- THE EXERCISE -
Count how many lines in this material contain "title". The answer is that number alone.

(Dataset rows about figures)

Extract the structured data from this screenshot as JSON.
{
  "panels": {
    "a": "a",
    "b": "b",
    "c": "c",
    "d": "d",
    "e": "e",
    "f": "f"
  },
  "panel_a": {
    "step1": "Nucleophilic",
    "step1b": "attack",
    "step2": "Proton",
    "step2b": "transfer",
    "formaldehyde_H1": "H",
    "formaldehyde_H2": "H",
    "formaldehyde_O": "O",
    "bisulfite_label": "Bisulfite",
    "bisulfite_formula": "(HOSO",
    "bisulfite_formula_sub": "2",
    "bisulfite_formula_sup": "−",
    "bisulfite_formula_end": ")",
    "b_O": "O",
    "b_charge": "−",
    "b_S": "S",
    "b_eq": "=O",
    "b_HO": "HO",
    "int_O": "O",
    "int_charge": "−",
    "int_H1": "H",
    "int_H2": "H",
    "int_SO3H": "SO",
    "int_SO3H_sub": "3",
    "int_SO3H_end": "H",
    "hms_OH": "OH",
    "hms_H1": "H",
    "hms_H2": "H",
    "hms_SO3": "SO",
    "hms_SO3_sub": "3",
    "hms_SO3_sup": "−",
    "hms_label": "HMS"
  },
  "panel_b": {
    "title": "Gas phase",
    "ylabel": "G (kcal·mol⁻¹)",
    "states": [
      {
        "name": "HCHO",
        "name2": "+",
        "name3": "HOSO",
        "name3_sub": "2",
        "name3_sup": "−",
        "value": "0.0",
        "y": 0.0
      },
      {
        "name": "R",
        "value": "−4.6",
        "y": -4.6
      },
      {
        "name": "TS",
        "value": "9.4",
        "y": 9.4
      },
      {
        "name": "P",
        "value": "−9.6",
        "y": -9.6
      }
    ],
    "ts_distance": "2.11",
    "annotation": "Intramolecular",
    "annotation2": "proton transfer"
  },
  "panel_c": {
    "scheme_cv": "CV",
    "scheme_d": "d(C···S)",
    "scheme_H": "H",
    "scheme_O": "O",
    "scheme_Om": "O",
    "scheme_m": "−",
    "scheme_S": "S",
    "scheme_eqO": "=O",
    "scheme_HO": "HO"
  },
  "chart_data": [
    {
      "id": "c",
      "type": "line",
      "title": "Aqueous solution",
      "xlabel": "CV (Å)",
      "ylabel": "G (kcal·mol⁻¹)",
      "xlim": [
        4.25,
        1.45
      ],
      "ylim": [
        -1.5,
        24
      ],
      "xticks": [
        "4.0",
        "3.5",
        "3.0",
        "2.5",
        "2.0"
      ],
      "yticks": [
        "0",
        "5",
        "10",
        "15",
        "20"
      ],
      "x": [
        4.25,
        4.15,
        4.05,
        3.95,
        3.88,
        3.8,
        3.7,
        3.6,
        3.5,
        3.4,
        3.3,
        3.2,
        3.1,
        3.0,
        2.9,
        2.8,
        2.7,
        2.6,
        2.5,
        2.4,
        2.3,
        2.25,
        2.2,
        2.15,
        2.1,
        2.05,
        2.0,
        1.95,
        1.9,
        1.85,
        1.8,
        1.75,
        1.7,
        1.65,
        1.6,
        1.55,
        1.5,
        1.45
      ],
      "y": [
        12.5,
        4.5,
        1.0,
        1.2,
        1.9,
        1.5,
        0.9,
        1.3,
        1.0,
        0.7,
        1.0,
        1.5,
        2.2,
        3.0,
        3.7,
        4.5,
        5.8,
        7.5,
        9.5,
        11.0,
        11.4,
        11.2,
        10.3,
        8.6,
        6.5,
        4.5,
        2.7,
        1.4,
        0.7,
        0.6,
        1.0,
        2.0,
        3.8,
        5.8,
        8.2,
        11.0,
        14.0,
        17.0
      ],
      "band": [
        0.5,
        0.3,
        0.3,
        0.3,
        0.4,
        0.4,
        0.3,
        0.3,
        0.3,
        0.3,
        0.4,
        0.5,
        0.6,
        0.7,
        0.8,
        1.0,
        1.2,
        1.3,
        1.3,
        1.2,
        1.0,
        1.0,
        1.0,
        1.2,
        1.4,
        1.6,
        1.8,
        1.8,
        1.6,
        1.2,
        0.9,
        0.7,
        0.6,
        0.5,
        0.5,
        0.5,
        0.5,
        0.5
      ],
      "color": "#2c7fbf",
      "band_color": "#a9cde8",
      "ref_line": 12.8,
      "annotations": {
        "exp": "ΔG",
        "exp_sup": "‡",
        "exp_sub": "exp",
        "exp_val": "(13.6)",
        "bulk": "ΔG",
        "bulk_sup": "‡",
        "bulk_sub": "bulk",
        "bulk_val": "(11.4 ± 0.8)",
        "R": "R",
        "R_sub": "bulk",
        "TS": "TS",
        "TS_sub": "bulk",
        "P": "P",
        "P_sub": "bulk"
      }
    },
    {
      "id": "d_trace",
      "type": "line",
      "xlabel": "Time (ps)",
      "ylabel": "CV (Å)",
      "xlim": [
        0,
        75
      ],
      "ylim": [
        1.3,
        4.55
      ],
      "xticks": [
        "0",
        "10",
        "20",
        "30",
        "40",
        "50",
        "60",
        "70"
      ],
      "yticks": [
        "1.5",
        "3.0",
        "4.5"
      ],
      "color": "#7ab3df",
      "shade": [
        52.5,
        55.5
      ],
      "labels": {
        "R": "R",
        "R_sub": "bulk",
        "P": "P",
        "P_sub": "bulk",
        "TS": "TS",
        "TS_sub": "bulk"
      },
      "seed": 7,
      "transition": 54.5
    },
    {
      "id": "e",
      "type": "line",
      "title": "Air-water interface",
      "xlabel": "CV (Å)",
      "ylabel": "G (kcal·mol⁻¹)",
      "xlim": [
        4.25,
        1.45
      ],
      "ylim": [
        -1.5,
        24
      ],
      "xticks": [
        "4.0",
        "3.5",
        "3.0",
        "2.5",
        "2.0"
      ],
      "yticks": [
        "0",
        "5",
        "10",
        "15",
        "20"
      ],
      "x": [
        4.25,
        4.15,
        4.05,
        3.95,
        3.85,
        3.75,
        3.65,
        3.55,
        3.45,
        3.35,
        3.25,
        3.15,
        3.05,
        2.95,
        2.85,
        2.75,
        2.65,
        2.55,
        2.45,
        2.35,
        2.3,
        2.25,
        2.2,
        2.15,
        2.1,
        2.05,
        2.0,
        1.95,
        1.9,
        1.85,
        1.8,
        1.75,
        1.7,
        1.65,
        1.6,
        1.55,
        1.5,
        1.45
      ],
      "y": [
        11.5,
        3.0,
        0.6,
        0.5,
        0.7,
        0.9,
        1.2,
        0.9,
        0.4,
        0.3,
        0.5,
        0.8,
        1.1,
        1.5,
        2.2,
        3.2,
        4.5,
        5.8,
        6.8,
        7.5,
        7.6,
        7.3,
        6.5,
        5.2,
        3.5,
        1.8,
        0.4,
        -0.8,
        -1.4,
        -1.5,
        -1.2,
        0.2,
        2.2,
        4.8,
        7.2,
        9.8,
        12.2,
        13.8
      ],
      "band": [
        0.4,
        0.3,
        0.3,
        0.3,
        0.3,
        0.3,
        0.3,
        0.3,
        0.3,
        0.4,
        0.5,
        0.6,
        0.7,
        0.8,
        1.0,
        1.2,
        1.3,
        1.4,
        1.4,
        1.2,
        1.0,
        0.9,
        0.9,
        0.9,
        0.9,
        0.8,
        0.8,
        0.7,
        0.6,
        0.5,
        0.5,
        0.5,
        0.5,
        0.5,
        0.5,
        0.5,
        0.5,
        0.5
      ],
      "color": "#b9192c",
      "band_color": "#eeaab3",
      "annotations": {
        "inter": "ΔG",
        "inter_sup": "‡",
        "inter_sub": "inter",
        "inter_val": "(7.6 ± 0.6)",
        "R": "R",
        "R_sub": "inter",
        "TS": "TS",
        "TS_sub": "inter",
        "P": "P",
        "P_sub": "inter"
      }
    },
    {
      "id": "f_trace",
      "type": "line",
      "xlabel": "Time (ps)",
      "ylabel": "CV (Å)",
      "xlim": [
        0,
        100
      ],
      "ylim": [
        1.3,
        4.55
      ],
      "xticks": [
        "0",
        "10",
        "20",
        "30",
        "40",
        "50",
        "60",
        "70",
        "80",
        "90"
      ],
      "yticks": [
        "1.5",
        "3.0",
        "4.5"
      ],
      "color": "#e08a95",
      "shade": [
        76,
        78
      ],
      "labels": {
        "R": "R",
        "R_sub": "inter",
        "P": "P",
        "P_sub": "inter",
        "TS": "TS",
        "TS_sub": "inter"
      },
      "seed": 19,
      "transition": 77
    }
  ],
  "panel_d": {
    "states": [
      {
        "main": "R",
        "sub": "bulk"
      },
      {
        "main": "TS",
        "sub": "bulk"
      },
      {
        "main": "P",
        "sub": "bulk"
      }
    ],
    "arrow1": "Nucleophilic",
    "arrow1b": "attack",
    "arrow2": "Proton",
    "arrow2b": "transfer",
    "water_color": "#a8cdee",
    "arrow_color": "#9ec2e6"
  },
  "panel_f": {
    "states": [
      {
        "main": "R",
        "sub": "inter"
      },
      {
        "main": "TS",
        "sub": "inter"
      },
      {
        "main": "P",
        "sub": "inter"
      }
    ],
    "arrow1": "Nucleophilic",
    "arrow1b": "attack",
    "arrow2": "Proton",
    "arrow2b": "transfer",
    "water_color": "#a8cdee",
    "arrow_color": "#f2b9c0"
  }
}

- TASK RESPONSE -
3